● WHAT YOU WILL DO
Send each entry back exactly as given, pictures excluded.

[BEGIN RECORDED INFORMATION]

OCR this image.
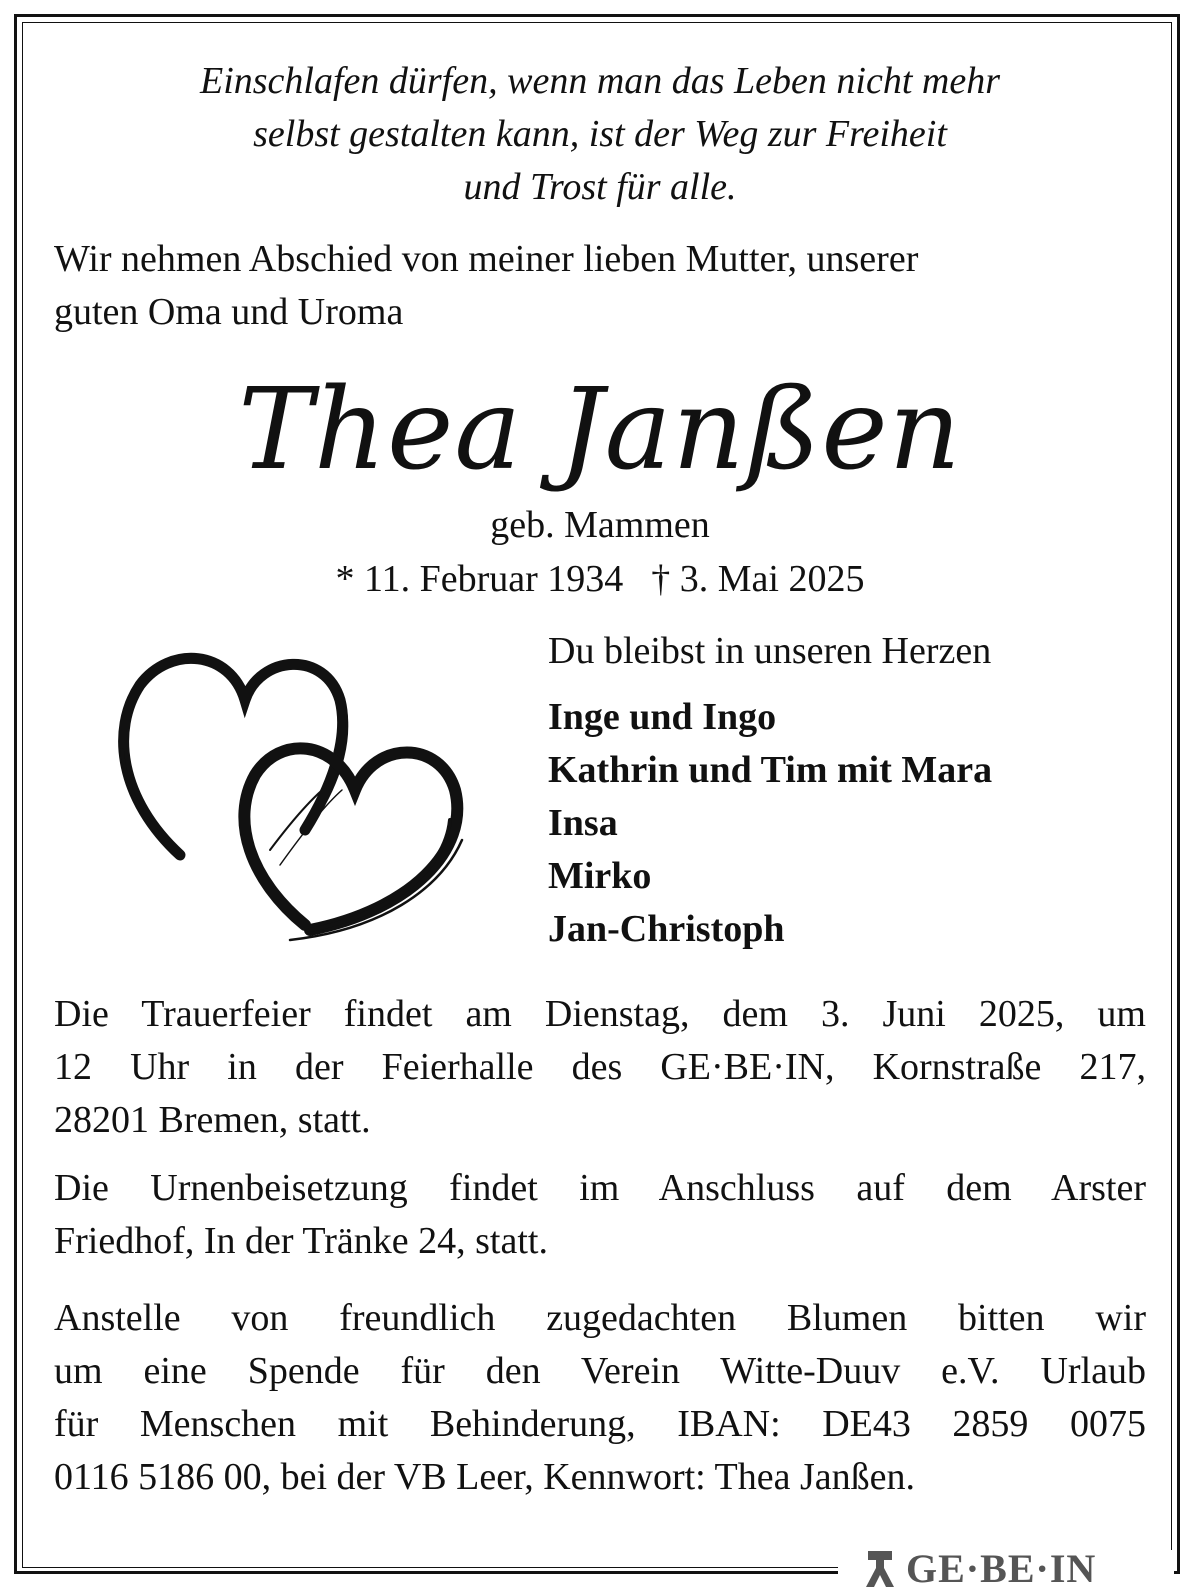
Einschlafen dürfen, wenn man das Leben nicht mehr
selbst gestalten kann, ist der Weg zur Freiheit
und Trost für alle.
Wir nehmen Abschied von meiner lieben Mutter, unserer
guten Oma und Uroma
Thea Janßen
geb. Mammen
* 11. Februar 1934 † 3. Mai 2025
Du bleibst in unseren Herzen
Inge und Ingo
Kathrin und Tim mit Mara
Insa
Mirko
Jan-Christoph
Die Trauerfeier findet am Dienstag, dem 3. Juni 2025, um
12 Uhr in der Feierhalle des GE·BE·IN, Kornstraße 217,
28201 Bremen, statt.
Die Urnenbeisetzung findet im Anschluss auf dem Arster
Friedhof, In der Tränke 24, statt.
Anstelle von freundlich zugedachten Blumen bitten wir
um eine Spende für den Verein Witte-Duuv e.V. Urlaub
für Menschen mit Behinderung, IBAN: DE43 2859 0075
0116 5186 00, bei der VB Leer, Kennwort: Thea Janßen.
GE·BE·IN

[END RECORDED INFORMATION]

● RESPONSE TO THE EXERCISE
OCR this image.
Einschlafen dürfen, wenn man das Leben nicht mehr
selbst gestalten kann, ist der Weg zur Freiheit
und Trost für alle.
Wir nehmen Abschied von meiner lieben Mutter, unserer
guten Oma und Uroma
Thea Janßen
geb. Mammen
* 11. Februar 1934 † 3. Mai 2025
Du bleibst in unseren Herzen
Inge und Ingo
Kathrin und Tim mit Mara
Insa
Mirko
Jan-Christoph
Die Trauerfeier findet am Dienstag, dem 3. Juni 2025, um
12 Uhr in der Feierhalle des GE·BE·IN, Kornstraße 217,
28201 Bremen, statt.
Die Urnenbeisetzung findet im Anschluss auf dem Arster
Friedhof, In der Tränke 24, statt.
Anstelle von freundlich zugedachten Blumen bitten wir
um eine Spende für den Verein Witte-Duuv e.V. Urlaub
für Menschen mit Behinderung, IBAN: DE43 2859 0075
0116 5186 00, bei der VB Leer, Kennwort: Thea Janßen.
GE·BE·IN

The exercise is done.